Read the lines below and count those that have the word "Ленина". Respond with the number only.
□ □ □
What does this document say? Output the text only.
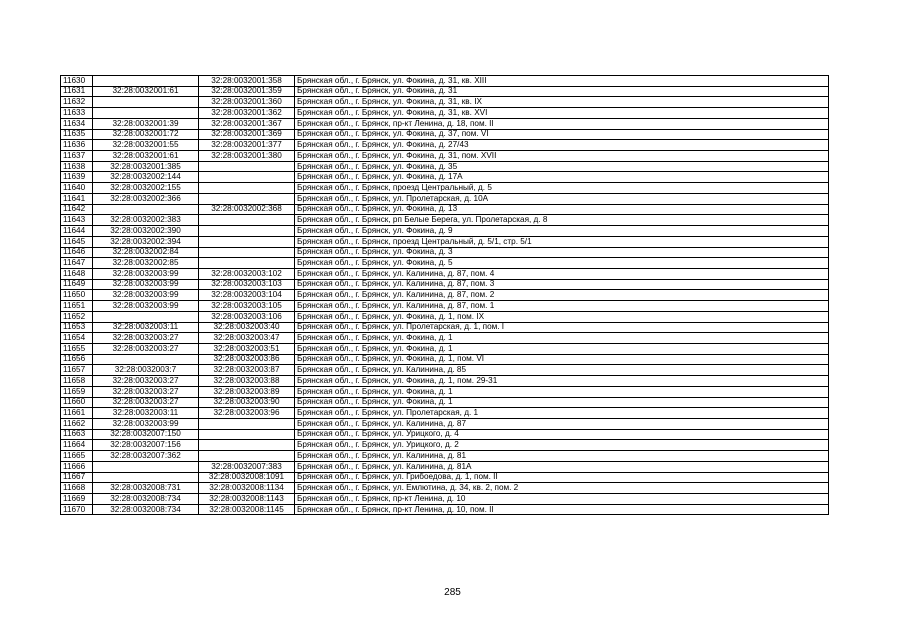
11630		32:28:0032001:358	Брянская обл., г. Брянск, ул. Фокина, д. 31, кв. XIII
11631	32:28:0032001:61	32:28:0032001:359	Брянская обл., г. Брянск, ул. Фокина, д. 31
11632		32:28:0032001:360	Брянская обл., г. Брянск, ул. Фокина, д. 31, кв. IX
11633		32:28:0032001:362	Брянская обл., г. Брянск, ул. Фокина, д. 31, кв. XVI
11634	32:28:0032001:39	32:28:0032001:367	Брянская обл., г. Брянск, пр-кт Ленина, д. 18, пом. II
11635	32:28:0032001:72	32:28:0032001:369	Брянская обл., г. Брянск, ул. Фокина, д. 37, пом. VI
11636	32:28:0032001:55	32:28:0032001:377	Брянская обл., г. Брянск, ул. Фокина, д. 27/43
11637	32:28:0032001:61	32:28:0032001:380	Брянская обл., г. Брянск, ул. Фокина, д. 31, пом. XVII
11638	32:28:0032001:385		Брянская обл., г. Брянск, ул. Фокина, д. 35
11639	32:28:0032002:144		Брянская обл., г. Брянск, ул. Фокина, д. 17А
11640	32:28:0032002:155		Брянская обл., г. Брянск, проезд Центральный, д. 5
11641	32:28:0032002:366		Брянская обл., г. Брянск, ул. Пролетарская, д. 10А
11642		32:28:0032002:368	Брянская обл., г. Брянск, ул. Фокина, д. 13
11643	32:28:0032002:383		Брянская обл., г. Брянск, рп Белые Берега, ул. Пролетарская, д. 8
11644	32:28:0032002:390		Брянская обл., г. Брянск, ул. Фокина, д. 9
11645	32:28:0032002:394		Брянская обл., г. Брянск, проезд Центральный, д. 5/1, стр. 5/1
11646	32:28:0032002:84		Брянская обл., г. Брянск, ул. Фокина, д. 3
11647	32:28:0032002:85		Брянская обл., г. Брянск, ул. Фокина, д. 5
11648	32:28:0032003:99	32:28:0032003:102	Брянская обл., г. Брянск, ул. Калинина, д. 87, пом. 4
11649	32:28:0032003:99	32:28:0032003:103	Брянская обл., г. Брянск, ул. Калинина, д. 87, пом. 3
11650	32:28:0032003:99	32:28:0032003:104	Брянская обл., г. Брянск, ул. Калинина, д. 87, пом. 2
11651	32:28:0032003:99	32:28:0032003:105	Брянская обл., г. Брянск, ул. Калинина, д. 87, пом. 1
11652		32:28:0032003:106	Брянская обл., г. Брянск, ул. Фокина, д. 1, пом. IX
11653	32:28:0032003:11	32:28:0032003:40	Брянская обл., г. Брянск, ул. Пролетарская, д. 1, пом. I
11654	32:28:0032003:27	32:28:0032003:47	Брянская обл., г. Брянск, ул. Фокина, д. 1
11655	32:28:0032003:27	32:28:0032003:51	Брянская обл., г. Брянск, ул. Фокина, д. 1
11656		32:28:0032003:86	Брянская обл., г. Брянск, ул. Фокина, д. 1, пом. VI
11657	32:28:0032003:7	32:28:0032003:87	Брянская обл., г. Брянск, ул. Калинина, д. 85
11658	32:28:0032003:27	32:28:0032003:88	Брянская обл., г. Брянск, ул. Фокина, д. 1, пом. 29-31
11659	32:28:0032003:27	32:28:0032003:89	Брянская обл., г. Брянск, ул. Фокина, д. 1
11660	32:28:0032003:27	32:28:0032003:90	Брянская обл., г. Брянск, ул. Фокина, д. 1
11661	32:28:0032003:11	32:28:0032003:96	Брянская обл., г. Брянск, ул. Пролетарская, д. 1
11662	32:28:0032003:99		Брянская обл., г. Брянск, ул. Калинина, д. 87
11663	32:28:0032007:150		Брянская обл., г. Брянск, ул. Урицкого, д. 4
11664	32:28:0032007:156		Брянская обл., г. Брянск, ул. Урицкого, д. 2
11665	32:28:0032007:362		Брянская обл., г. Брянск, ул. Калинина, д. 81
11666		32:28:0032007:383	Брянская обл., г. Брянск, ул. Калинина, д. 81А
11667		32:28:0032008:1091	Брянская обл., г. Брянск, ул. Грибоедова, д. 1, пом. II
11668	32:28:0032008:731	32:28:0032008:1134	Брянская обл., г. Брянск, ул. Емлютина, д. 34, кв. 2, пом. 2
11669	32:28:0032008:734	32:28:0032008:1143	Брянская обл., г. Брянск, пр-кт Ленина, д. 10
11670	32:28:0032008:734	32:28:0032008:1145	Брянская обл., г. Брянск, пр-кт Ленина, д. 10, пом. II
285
□ □ □
_Response_: 3